### Material to process
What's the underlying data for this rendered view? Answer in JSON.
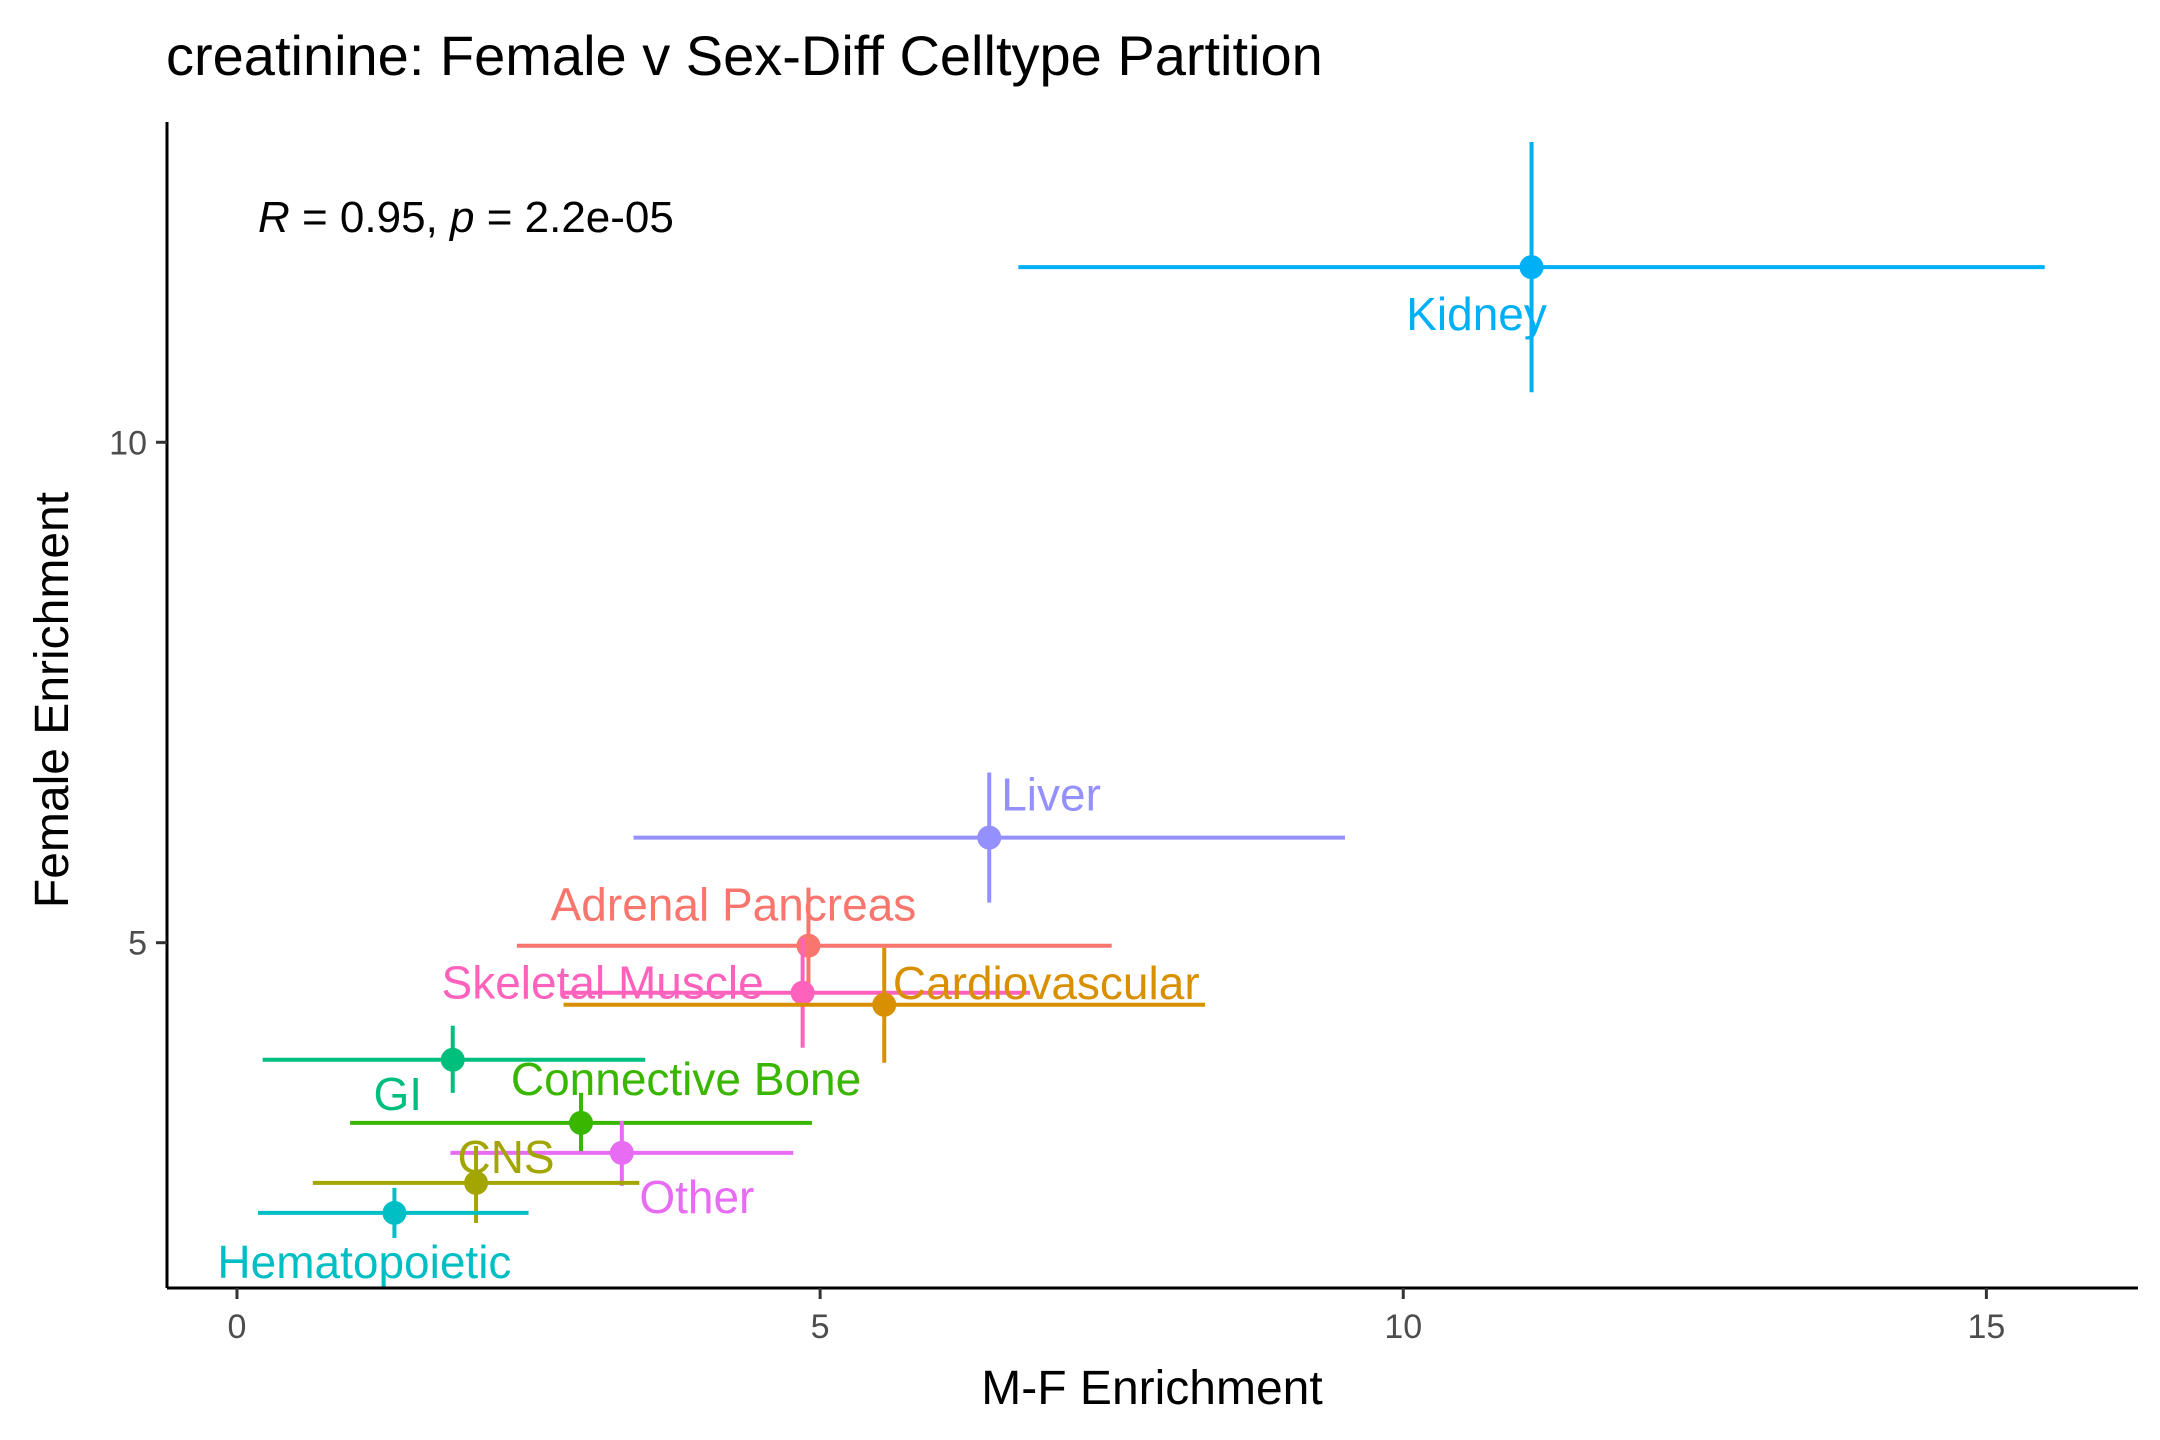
{
  "chart_data": {
    "type": "scatter",
    "title": "creatinine: Female v Sex-Diff Celltype Partition",
    "xlabel": "M-F Enrichment",
    "ylabel": "Female Enrichment",
    "xlim": [
      -0.6,
      16.3
    ],
    "ylim": [
      1.55,
      13.2
    ],
    "xticks": [
      0,
      5,
      10,
      15
    ],
    "yticks": [
      5,
      10
    ],
    "grid": false,
    "legend": "none",
    "annotation": {
      "r_symbol": "R",
      "r_text": " = 0.95, ",
      "p_symbol": "p",
      "p_text": " = 2.2e-05"
    },
    "points": [
      {
        "label": "Kidney",
        "x": 11.1,
        "y": 11.75,
        "xlo": 6.7,
        "xhi": 15.5,
        "ylo": 10.5,
        "yhi": 13.0,
        "color": "#00b0f6"
      },
      {
        "label": "Liver",
        "x": 6.45,
        "y": 6.05,
        "xlo": 3.4,
        "xhi": 9.5,
        "ylo": 5.4,
        "yhi": 6.7,
        "color": "#9590ff"
      },
      {
        "label": "Adrenal Pancreas",
        "x": 4.9,
        "y": 4.97,
        "xlo": 2.4,
        "xhi": 7.5,
        "ylo": 4.5,
        "yhi": 5.55,
        "color": "#f8766d"
      },
      {
        "label": "Skeletal Muscle",
        "x": 4.85,
        "y": 4.5,
        "xlo": 2.8,
        "xhi": 6.8,
        "ylo": 3.95,
        "yhi": 5.05,
        "color": "#ff62bc"
      },
      {
        "label": "Cardiovascular",
        "x": 5.55,
        "y": 4.38,
        "xlo": 2.8,
        "xhi": 8.3,
        "ylo": 3.8,
        "yhi": 4.95,
        "color": "#d89000"
      },
      {
        "label": "GI",
        "x": 1.85,
        "y": 3.83,
        "xlo": 0.22,
        "xhi": 3.5,
        "ylo": 3.5,
        "yhi": 4.17,
        "color": "#00bf7d"
      },
      {
        "label": "Connective Bone",
        "x": 2.95,
        "y": 3.2,
        "xlo": 0.97,
        "xhi": 4.93,
        "ylo": 2.9,
        "yhi": 3.5,
        "color": "#39b600"
      },
      {
        "label": "Other",
        "x": 3.3,
        "y": 2.9,
        "xlo": 1.83,
        "xhi": 4.77,
        "ylo": 2.57,
        "yhi": 3.22,
        "color": "#e76bf3"
      },
      {
        "label": "CNS",
        "x": 2.05,
        "y": 2.6,
        "xlo": 0.65,
        "xhi": 3.45,
        "ylo": 2.2,
        "yhi": 2.97,
        "color": "#a3a500"
      },
      {
        "label": "Hematopoietic",
        "x": 1.35,
        "y": 2.3,
        "xlo": 0.18,
        "xhi": 2.5,
        "ylo": 2.05,
        "yhi": 2.55,
        "color": "#00bfc4"
      }
    ]
  }
}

### Requirement
Using the listing above, gather each line that holds the string "color" and copy it.

### Reply
        "color": "#00b0f6"
        "color": "#9590ff"
        "color": "#f8766d"
        "color": "#ff62bc"
        "color": "#d89000"
        "color": "#00bf7d"
        "color": "#39b600"
        "color": "#e76bf3"
        "color": "#a3a500"
        "color": "#00bfc4"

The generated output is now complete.